Description of the task: Tally the lines that hold the word "immer" and reply with that figure only.

=== Materials provided ===

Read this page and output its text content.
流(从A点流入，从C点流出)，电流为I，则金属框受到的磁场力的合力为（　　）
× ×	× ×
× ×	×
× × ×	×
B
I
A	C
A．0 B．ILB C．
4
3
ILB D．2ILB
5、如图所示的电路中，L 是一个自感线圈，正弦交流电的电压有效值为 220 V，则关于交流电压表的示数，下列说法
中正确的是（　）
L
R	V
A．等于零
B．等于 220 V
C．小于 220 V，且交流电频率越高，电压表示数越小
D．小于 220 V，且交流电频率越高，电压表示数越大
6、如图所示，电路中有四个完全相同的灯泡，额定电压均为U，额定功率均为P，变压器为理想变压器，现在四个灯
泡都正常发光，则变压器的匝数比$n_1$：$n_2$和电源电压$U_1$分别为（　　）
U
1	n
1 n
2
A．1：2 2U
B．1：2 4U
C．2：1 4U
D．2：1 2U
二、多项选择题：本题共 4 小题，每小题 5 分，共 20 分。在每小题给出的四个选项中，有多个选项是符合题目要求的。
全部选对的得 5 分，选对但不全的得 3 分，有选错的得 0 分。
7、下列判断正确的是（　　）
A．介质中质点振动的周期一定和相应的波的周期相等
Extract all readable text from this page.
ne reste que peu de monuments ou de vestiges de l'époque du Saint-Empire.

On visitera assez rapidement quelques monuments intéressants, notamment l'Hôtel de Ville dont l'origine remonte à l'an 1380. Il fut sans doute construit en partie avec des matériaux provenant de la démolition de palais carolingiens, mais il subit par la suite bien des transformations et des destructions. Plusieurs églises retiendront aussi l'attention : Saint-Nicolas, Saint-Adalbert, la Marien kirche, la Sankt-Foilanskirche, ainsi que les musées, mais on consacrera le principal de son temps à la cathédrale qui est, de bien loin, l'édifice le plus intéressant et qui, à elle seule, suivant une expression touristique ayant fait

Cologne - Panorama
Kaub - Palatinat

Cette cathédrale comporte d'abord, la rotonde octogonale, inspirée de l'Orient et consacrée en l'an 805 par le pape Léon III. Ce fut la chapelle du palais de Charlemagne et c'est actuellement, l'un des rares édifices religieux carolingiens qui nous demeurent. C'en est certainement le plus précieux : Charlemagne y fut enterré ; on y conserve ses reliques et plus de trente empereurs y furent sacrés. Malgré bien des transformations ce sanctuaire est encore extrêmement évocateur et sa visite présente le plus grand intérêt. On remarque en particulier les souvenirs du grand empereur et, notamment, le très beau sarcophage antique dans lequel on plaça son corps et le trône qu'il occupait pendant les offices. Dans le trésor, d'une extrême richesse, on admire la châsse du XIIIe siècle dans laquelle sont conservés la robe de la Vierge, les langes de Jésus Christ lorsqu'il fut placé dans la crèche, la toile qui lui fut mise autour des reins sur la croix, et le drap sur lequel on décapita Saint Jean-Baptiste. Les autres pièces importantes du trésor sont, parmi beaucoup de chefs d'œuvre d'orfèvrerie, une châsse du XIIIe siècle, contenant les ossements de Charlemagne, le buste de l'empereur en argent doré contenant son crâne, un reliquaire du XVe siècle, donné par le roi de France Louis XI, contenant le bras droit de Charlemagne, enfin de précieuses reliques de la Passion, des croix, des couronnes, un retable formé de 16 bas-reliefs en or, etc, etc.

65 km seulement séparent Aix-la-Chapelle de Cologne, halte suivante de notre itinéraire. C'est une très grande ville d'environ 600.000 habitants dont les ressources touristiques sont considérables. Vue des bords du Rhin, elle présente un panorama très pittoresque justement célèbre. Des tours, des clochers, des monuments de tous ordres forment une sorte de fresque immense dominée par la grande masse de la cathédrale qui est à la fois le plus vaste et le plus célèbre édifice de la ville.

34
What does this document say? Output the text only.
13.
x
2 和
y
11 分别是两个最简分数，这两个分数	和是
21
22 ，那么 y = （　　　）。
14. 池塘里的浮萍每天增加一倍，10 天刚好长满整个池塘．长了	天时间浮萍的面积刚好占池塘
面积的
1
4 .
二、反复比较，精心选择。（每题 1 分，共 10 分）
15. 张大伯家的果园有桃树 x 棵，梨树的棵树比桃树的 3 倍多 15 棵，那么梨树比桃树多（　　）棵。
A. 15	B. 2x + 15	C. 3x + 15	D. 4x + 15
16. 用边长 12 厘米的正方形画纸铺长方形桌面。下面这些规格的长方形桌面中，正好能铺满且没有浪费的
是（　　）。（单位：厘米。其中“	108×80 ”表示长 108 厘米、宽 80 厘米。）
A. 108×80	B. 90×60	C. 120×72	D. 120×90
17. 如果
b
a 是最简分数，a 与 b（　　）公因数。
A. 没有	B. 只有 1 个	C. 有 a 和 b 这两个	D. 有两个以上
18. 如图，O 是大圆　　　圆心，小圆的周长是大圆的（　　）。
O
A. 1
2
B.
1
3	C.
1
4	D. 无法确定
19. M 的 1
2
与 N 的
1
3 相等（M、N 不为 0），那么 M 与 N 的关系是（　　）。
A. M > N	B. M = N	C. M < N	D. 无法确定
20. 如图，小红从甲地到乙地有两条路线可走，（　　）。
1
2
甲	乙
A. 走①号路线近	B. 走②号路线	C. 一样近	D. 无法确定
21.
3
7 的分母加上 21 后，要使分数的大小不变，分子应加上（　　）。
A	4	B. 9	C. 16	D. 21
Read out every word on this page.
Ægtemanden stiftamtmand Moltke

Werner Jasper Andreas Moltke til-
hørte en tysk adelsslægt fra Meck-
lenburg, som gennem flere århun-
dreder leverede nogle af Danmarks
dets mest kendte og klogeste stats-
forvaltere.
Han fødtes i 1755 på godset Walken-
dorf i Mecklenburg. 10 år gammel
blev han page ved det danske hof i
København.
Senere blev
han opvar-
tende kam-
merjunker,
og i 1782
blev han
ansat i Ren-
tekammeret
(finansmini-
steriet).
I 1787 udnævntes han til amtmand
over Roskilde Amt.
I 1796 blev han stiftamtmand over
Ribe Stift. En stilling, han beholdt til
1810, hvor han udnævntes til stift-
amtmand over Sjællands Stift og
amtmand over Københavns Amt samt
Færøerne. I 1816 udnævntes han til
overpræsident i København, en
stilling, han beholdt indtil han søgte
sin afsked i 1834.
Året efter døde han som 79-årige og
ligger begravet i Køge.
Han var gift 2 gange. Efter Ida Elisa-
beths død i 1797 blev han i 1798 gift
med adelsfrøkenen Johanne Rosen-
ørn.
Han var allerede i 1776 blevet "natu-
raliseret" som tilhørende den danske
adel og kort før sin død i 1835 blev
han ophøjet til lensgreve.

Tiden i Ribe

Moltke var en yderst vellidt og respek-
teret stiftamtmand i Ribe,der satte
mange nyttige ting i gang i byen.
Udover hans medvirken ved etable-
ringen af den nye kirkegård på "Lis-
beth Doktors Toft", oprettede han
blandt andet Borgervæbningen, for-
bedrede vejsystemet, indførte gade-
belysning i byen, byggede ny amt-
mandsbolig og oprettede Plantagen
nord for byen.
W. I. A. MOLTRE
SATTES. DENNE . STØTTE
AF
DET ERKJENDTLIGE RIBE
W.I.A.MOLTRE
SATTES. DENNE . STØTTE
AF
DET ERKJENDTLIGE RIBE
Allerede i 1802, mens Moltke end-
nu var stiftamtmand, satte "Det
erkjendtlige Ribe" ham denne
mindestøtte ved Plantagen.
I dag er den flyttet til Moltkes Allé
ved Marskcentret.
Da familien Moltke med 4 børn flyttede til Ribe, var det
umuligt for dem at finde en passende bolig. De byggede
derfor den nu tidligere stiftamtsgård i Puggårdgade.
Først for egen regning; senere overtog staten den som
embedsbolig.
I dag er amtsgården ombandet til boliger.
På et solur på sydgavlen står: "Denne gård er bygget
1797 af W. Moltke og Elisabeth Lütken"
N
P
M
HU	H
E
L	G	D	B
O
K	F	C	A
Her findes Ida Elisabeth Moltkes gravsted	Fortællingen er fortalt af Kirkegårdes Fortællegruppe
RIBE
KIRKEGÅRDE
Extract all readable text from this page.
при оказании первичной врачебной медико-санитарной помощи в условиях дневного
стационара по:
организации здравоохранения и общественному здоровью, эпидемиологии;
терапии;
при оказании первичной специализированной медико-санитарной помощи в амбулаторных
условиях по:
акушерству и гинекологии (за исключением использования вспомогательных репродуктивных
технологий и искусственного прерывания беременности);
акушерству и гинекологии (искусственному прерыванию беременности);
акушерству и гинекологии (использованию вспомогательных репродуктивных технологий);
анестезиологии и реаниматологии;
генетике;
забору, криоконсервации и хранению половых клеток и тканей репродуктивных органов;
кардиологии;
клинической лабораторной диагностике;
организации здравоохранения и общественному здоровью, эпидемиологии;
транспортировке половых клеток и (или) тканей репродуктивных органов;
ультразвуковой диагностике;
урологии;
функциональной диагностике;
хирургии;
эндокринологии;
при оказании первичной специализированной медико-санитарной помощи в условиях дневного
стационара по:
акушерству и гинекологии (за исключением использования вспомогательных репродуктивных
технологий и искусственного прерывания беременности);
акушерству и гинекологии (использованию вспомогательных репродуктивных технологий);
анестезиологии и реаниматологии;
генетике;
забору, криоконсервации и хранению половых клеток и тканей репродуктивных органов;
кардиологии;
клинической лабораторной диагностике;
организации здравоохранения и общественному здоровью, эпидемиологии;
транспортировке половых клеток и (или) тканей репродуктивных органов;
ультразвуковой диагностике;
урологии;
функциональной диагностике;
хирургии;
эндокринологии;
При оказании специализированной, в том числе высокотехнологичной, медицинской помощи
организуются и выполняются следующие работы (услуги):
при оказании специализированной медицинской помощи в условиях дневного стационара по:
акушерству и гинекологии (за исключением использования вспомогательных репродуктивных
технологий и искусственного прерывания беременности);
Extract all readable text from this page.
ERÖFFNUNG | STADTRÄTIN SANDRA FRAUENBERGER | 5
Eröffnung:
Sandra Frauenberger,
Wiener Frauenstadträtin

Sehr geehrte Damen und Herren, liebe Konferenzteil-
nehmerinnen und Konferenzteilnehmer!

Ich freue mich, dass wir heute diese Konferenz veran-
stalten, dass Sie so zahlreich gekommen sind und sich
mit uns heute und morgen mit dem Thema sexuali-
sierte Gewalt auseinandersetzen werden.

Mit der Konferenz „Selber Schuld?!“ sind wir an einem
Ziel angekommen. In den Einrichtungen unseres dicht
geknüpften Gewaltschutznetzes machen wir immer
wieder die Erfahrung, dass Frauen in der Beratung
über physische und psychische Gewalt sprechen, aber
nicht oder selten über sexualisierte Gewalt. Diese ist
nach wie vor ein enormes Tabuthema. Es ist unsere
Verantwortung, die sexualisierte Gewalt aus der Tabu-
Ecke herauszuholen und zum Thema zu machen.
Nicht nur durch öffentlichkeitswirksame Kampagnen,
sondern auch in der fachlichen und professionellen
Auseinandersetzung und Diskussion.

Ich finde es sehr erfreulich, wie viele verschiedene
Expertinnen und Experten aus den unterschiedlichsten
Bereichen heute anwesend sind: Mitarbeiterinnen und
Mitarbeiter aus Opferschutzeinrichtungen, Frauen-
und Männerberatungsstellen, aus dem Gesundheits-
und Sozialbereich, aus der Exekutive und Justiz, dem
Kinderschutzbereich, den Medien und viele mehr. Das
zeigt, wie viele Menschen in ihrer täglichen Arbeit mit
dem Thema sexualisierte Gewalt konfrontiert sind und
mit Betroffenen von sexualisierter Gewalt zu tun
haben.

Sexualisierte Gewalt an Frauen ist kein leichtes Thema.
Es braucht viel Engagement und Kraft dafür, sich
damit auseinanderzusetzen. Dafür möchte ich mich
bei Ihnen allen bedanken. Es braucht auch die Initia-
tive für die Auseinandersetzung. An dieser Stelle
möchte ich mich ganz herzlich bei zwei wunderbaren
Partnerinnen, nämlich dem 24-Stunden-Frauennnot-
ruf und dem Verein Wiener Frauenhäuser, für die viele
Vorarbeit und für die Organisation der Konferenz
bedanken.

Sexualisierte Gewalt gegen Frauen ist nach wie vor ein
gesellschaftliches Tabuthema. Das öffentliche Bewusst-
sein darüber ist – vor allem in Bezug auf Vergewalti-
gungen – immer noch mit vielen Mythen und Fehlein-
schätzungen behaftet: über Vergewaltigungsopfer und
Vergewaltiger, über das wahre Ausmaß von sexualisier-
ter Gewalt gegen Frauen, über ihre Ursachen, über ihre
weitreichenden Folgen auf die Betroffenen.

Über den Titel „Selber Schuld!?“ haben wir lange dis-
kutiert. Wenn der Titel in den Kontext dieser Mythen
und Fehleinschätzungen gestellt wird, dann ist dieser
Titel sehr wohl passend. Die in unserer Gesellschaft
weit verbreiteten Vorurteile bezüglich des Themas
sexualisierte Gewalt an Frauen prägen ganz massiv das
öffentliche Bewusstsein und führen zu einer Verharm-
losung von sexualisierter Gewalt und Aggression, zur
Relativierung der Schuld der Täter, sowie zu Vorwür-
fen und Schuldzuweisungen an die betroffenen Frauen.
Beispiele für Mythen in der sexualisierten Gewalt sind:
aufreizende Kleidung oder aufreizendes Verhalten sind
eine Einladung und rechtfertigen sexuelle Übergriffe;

===

Completed task: 2